- **Instructions to follow**: Filter this material down to the lines that hold "from", copying each one.
* begin *
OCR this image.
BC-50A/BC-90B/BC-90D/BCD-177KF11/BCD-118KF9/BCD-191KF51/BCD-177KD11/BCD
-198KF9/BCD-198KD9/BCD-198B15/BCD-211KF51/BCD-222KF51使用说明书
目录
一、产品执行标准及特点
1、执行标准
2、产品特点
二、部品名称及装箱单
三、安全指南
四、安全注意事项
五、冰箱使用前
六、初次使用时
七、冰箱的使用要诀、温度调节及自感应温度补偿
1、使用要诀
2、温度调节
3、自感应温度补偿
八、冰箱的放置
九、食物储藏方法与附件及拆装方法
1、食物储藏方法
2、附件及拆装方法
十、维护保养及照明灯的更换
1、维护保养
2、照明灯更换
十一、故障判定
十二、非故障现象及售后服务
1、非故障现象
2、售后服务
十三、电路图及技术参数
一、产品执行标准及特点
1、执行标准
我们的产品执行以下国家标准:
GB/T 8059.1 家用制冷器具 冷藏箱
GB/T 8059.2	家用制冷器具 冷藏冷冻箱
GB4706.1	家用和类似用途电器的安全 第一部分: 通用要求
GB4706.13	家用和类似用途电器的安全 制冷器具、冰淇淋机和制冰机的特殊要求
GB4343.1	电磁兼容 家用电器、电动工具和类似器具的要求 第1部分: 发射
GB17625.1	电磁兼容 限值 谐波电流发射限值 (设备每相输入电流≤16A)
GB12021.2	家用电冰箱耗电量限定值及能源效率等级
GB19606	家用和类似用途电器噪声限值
* end *
* begin *
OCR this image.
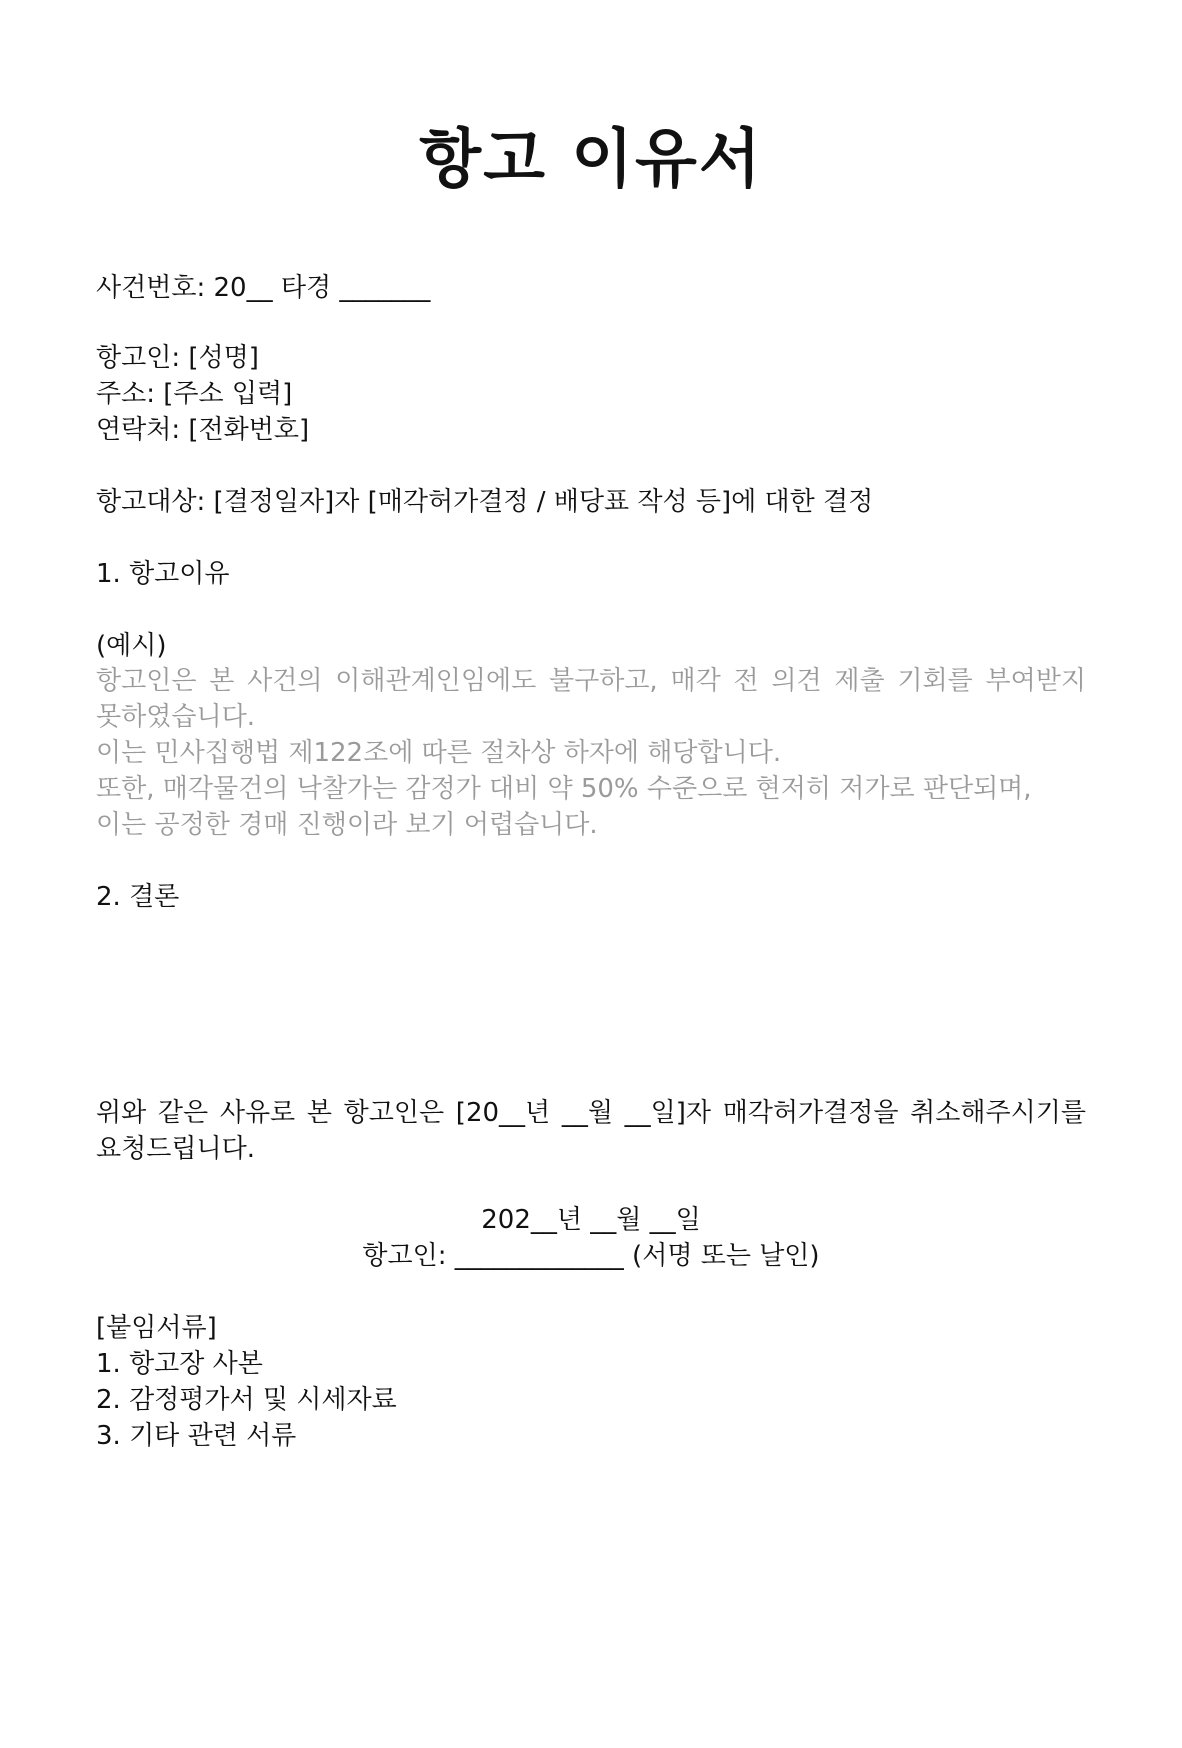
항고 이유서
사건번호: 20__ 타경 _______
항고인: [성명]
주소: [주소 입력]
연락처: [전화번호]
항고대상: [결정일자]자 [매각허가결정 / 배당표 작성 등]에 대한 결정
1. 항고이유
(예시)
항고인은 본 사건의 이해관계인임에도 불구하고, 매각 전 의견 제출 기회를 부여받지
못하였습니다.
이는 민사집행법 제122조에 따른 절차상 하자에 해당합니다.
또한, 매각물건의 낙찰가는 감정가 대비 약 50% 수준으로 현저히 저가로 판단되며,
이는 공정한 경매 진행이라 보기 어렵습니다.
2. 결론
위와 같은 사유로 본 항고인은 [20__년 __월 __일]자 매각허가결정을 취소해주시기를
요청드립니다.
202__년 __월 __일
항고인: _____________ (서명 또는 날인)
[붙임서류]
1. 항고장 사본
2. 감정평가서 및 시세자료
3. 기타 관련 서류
* end *
* begin *
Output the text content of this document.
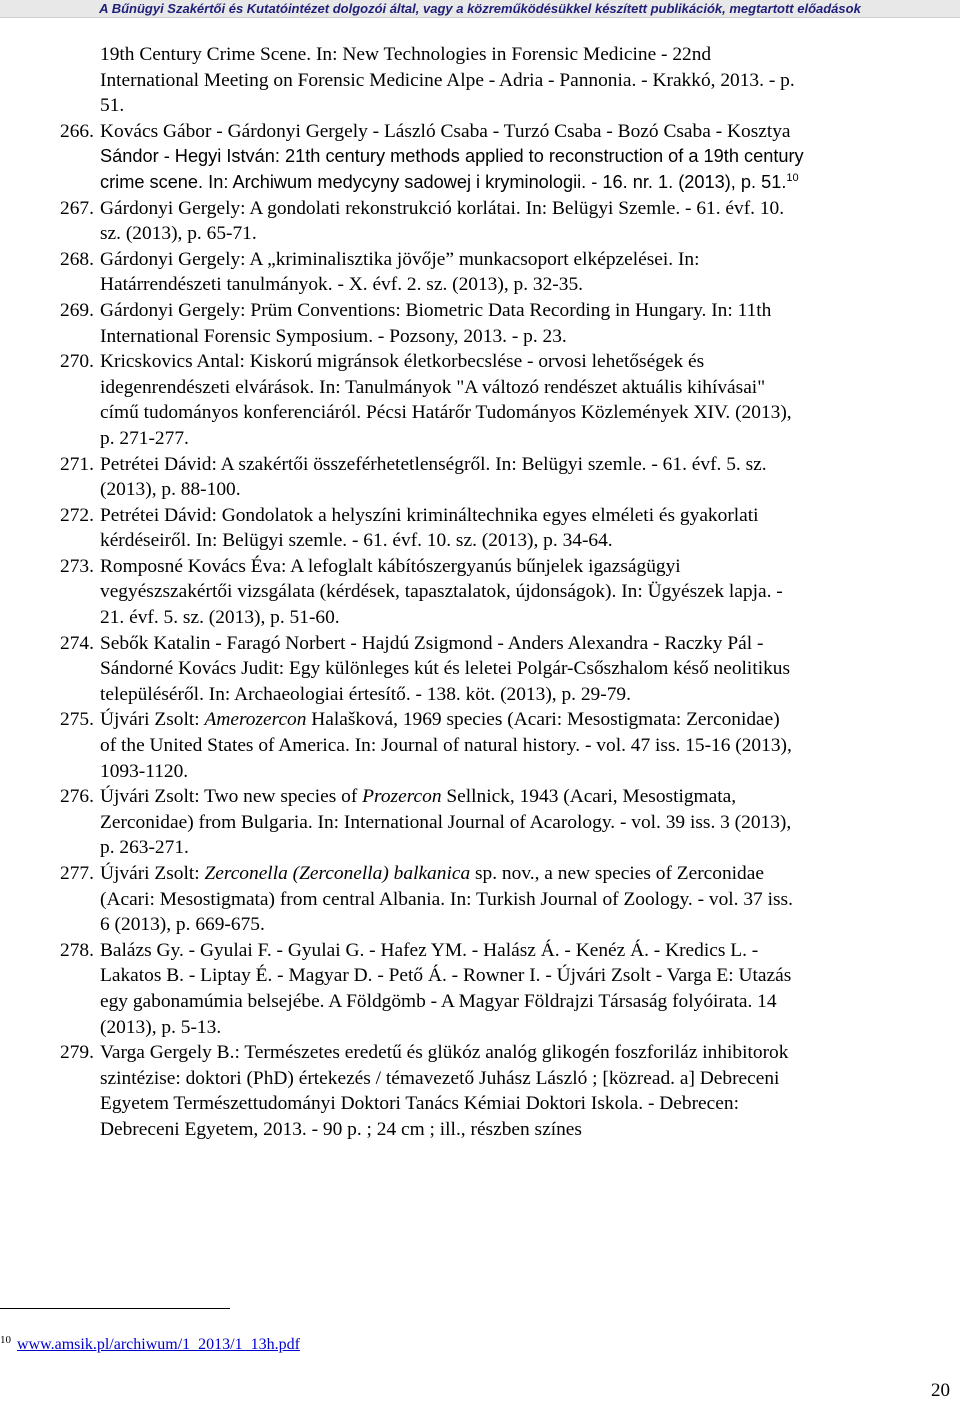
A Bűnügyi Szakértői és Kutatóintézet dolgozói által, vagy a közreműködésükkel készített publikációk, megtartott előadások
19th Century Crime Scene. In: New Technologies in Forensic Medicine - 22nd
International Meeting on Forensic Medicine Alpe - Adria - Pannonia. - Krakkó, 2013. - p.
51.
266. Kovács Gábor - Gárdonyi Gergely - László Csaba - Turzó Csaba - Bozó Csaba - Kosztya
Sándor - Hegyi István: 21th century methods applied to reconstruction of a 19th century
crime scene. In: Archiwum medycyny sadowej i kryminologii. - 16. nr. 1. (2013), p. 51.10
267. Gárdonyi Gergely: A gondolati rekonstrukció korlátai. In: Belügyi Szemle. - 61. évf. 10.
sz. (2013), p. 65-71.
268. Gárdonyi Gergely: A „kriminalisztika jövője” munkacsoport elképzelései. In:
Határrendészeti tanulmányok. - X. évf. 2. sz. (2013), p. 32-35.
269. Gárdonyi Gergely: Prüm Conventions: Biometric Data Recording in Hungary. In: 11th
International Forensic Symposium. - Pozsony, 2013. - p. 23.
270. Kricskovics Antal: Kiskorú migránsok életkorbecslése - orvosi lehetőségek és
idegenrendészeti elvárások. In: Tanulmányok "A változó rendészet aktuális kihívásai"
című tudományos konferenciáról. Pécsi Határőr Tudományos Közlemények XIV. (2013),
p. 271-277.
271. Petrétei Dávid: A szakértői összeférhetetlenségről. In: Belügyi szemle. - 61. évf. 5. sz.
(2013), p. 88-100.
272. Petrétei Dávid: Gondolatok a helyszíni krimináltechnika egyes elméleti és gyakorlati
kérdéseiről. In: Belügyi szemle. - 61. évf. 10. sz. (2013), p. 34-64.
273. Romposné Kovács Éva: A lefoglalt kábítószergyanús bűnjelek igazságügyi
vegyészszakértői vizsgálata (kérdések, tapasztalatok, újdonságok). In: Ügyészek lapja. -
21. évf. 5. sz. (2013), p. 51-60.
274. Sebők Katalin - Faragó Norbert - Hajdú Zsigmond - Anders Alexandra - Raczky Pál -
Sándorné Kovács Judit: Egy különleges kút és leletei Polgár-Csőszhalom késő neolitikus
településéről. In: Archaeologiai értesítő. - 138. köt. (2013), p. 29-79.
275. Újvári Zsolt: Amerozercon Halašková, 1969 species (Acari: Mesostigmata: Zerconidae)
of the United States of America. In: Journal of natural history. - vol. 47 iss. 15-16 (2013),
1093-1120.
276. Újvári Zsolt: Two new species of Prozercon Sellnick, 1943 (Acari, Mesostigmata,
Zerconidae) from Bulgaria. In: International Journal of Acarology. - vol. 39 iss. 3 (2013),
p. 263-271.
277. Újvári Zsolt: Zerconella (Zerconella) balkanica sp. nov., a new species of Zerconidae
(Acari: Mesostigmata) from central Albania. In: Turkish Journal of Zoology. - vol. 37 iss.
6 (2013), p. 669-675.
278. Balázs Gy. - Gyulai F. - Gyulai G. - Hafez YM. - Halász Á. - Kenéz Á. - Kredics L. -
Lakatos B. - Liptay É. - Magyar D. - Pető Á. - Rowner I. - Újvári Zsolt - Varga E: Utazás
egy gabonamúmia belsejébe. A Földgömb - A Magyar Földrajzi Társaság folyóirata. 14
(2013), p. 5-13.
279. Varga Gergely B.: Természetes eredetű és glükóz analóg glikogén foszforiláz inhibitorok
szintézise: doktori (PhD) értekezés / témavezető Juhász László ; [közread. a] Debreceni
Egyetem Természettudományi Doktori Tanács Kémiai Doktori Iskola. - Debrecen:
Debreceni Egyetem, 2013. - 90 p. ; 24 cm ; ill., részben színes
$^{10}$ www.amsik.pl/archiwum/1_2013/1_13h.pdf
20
* end *
- **Exercise response**:
Zerconidae) from Bulgaria. In: International Journal of Acarology. - vol. 39 iss. 3 (2013),
(Acari: Mesostigmata) from central Albania. In: Turkish Journal of Zoology. - vol. 37 iss.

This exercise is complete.